### What the task asks
Transcribe every line of the records verbatim.

* Start Supplied entries *

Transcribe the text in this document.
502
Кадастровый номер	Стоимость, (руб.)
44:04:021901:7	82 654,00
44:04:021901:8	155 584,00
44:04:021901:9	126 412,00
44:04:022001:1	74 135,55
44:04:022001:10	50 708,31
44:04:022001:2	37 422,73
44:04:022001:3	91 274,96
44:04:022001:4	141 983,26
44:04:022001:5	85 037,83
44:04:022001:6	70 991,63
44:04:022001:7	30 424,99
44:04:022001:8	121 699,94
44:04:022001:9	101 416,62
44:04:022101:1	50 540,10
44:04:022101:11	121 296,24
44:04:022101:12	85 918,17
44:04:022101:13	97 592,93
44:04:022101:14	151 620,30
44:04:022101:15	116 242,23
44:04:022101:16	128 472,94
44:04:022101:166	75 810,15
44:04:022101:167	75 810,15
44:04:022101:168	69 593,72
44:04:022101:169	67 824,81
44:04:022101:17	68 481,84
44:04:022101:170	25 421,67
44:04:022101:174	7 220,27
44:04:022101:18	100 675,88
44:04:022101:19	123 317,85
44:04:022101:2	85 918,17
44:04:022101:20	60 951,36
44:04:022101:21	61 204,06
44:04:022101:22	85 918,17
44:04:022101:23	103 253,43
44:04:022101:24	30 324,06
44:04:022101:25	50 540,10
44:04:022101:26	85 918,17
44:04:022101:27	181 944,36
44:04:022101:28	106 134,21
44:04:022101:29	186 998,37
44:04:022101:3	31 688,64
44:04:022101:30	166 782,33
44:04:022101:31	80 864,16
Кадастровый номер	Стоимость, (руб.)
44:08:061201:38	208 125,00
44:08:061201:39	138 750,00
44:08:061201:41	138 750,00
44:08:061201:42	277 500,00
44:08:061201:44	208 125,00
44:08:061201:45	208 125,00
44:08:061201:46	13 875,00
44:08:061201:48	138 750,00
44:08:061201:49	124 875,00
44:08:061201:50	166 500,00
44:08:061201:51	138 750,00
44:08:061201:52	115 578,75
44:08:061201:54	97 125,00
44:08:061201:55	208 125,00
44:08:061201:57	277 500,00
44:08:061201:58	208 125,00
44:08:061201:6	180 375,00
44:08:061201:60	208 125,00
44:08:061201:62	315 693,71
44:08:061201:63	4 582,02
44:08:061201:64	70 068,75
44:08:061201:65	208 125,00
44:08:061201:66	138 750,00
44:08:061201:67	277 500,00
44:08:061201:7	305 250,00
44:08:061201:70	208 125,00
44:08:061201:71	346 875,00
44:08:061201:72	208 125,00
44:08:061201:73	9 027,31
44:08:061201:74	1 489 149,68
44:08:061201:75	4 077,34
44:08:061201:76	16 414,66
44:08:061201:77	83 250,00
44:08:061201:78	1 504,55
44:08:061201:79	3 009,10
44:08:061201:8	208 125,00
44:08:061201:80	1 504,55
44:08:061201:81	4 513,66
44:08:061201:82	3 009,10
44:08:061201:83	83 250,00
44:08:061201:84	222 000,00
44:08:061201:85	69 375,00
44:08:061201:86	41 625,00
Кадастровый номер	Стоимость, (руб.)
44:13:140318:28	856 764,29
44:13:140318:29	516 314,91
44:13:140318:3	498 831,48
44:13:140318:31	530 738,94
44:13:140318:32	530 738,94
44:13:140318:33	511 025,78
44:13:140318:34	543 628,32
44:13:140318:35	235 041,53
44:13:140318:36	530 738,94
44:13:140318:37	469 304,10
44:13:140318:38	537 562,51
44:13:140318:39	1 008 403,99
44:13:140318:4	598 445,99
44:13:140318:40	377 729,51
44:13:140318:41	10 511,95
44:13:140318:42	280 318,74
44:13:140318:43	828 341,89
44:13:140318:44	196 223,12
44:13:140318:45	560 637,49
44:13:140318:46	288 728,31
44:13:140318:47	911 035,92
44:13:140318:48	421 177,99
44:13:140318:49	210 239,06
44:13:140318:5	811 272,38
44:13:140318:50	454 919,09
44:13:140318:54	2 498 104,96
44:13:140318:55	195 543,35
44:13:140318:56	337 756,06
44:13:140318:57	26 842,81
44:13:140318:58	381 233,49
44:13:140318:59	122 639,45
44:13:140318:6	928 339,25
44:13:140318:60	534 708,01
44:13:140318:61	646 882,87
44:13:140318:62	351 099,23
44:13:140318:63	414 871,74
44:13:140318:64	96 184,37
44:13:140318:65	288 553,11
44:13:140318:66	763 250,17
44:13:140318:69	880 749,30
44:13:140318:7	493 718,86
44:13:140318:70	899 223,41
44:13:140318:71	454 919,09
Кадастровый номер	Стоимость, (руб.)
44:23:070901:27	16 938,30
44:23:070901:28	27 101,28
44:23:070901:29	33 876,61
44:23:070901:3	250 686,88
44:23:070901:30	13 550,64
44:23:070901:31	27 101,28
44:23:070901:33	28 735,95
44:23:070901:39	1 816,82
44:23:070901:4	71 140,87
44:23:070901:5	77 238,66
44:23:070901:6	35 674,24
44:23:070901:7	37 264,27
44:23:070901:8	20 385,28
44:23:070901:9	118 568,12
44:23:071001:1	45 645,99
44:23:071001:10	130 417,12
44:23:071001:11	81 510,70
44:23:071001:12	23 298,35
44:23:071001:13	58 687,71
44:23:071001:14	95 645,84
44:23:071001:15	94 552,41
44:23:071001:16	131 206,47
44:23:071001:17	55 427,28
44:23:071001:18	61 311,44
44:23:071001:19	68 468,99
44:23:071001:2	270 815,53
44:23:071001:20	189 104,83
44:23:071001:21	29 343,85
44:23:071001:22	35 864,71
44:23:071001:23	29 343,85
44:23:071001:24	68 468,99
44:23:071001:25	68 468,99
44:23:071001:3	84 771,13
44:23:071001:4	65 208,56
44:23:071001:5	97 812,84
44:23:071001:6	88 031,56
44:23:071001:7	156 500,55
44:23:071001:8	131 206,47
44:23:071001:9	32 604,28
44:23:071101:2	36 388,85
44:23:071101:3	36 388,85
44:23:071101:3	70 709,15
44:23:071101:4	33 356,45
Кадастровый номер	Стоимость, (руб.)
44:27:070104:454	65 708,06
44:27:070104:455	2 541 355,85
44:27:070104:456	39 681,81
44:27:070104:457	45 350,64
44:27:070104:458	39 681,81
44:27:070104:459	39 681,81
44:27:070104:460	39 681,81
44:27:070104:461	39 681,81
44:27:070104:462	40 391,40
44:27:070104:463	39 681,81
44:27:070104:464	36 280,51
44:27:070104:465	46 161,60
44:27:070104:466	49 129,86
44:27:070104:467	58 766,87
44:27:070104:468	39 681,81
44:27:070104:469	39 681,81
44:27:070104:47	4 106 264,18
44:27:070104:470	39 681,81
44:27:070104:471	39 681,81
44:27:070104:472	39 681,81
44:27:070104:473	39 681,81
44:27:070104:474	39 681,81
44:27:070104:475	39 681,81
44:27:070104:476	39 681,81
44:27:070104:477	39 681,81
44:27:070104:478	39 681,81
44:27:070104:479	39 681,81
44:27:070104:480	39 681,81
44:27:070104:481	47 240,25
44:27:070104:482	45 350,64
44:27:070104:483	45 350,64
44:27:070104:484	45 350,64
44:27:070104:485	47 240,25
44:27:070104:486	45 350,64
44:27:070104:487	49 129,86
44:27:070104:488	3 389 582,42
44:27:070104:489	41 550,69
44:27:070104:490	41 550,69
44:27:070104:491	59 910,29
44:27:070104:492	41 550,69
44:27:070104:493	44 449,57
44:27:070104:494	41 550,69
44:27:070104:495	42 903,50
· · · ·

* End Supplied entries *

### Task response
Transcribe the text in this document.
502
Кадастровый номер	Стоимость, (руб.)
44:04:021901:7	82 654,00
44:04:021901:8	155 584,00
44:04:021901:9	126 412,00
44:04:022001:1	74 135,55
44:04:022001:10	50 708,31
44:04:022001:2	37 422,73
44:04:022001:3	91 274,96
44:04:022001:4	141 983,26
44:04:022001:5	85 037,83
44:04:022001:6	70 991,63
44:04:022001:7	30 424,99
44:04:022001:8	121 699,94
44:04:022001:9	101 416,62
44:04:022101:1	50 540,10
44:04:022101:11	121 296,24
44:04:022101:12	85 918,17
44:04:022101:13	97 592,93
44:04:022101:14	151 620,30
44:04:022101:15	116 242,23
44:04:022101:16	128 472,94
44:04:022101:166	75 810,15
44:04:022101:167	75 810,15
44:04:022101:168	69 593,72
44:04:022101:169	67 824,81
44:04:022101:17	68 481,84
44:04:022101:170	25 421,67
44:04:022101:174	7 220,27
44:04:022101:18	100 675,88
44:04:022101:19	123 317,85
44:04:022101:2	85 918,17
44:04:022101:20	60 951,36
44:04:022101:21	61 204,06
44:04:022101:22	85 918,17
44:04:022101:23	103 253,43
44:04:022101:24	30 324,06
44:04:022101:25	50 540,10
44:04:022101:26	85 918,17
44:04:022101:27	181 944,36
44:04:022101:28	106 134,21
44:04:022101:29	186 998,37
44:04:022101:3	31 688,64
44:04:022101:30	166 782,33
44:04:022101:31	80 864,16
Кадастровый номер	Стоимость, (руб.)
44:08:061201:38	208 125,00
44:08:061201:39	138 750,00
44:08:061201:41	138 750,00
44:08:061201:42	277 500,00
44:08:061201:44	208 125,00
44:08:061201:45	208 125,00
44:08:061201:46	13 875,00
44:08:061201:48	138 750,00
44:08:061201:49	124 875,00
44:08:061201:50	166 500,00
44:08:061201:51	138 750,00
44:08:061201:52	115 578,75
44:08:061201:54	97 125,00
44:08:061201:55	208 125,00
44:08:061201:57	277 500,00
44:08:061201:58	208 125,00
44:08:061201:6	180 375,00
44:08:061201:60	208 125,00
44:08:061201:62	315 693,71
44:08:061201:63	4 582,02
44:08:061201:64	70 068,75
44:08:061201:65	208 125,00
44:08:061201:66	138 750,00
44:08:061201:67	277 500,00
44:08:061201:7	305 250,00
44:08:061201:70	208 125,00
44:08:061201:71	346 875,00
44:08:061201:72	208 125,00
44:08:061201:73	9 027,31
44:08:061201:74	1 489 149,68
44:08:061201:75	4 077,34
44:08:061201:76	16 414,66
44:08:061201:77	83 250,00
44:08:061201:78	1 504,55
44:08:061201:79	3 009,10
44:08:061201:8	208 125,00
44:08:061201:80	1 504,55
44:08:061201:81	4 513,66
44:08:061201:82	3 009,10
44:08:061201:83	83 250,00
44:08:061201:84	222 000,00
44:08:061201:85	69 375,00
44:08:061201:86	41 625,00
Кадастровый номер	Стоимость, (руб.)
44:13:140318:28	856 764,29
44:13:140318:29	516 314,91
44:13:140318:3	498 831,48
44:13:140318:31	530 738,94
44:13:140318:32	530 738,94
44:13:140318:33	511 025,78
44:13:140318:34	543 628,32
44:13:140318:35	235 041,53
44:13:140318:36	530 738,94
44:13:140318:37	469 304,10
44:13:140318:38	537 562,51
44:13:140318:39	1 008 403,99
44:13:140318:4	598 445,99
44:13:140318:40	377 729,51
44:13:140318:41	10 511,95
44:13:140318:42	280 318,74
44:13:140318:43	828 341,89
44:13:140318:44	196 223,12
44:13:140318:45	560 637,49
44:13:140318:46	288 728,31
44:13:140318:47	911 035,92
44:13:140318:48	421 177,99
44:13:140318:49	210 239,06
44:13:140318:5	811 272,38
44:13:140318:50	454 919,09
44:13:140318:54	2 498 104,96
44:13:140318:55	195 543,35
44:13:140318:56	337 756,06
44:13:140318:57	26 842,81
44:13:140318:58	381 233,49
44:13:140318:59	122 639,45
44:13:140318:6	928 339,25
44:13:140318:60	534 708,01
44:13:140318:61	646 882,87
44:13:140318:62	351 099,23
44:13:140318:63	414 871,74
44:13:140318:64	96 184,37
44:13:140318:65	288 553,11
44:13:140318:66	763 250,17
44:13:140318:69	880 749,30
44:13:140318:7	493 718,86
44:13:140318:70	899 223,41
44:13:140318:71	454 919,09
Кадастровый номер	Стоимость, (руб.)
44:23:070901:27	16 938,30
44:23:070901:28	27 101,28
44:23:070901:29	33 876,61
44:23:070901:3	250 686,88
44:23:070901:30	13 550,64
44:23:070901:31	27 101,28
44:23:070901:33	28 735,95
44:23:070901:39	1 816,82
44:23:070901:4	71 140,87
44:23:070901:5	77 238,66
44:23:070901:6	35 674,24
44:23:070901:7	37 264,27
44:23:070901:8	20 385,28
44:23:070901:9	118 568,12
44:23:071001:1	45 645,99
44:23:071001:10	130 417,12
44:23:071001:11	81 510,70
44:23:071001:12	23 298,35
44:23:071001:13	58 687,71
44:23:071001:14	95 645,84
44:23:071001:15	94 552,41
44:23:071001:16	131 206,47
44:23:071001:17	55 427,28
44:23:071001:18	61 311,44
44:23:071001:19	68 468,99
44:23:071001:2	270 815,53
44:23:071001:20	189 104,83
44:23:071001:21	29 343,85
44:23:071001:22	35 864,71
44:23:071001:23	29 343,85
44:23:071001:24	68 468,99
44:23:071001:25	68 468,99
44:23:071001:3	84 771,13
44:23:071001:4	65 208,56
44:23:071001:5	97 812,84
44:23:071001:6	88 031,56
44:23:071001:7	156 500,55
44:23:071001:8	131 206,47
44:23:071001:9	32 604,28
44:23:071101:2	36 388,85
44:23:071101:3	36 388,85
44:23:071101:3	70 709,15
44:23:071101:4	33 356,45
Кадастровый номер	Стоимость, (руб.)
44:27:070104:454	65 708,06
44:27:070104:455	2 541 355,85
44:27:070104:456	39 681,81
44:27:070104:457	45 350,64
44:27:070104:458	39 681,81
44:27:070104:459	39 681,81
44:27:070104:460	39 681,81
44:27:070104:461	39 681,81
44:27:070104:462	40 391,40
44:27:070104:463	39 681,81
44:27:070104:464	36 280,51
44:27:070104:465	46 161,60
44:27:070104:466	49 129,86
44:27:070104:467	58 766,87
44:27:070104:468	39 681,81
44:27:070104:469	39 681,81
44:27:070104:47	4 106 264,18
44:27:070104:470	39 681,81
44:27:070104:471	39 681,81
44:27:070104:472	39 681,81
44:27:070104:473	39 681,81
44:27:070104:474	39 681,81
44:27:070104:475	39 681,81
44:27:070104:476	39 681,81
44:27:070104:477	39 681,81
44:27:070104:478	39 681,81
44:27:070104:479	39 681,81
44:27:070104:480	39 681,81
44:27:070104:481	47 240,25
44:27:070104:482	45 350,64
44:27:070104:483	45 350,64
44:27:070104:484	45 350,64
44:27:070104:485	47 240,25
44:27:070104:486	45 350,64
44:27:070104:487	49 129,86
44:27:070104:488	3 389 582,42
44:27:070104:489	41 550,69
44:27:070104:490	41 550,69
44:27:070104:491	59 910,29
44:27:070104:492	41 550,69
44:27:070104:493	44 449,57
44:27:070104:494	41 550,69
44:27:070104:495	42 903,50
· · · ·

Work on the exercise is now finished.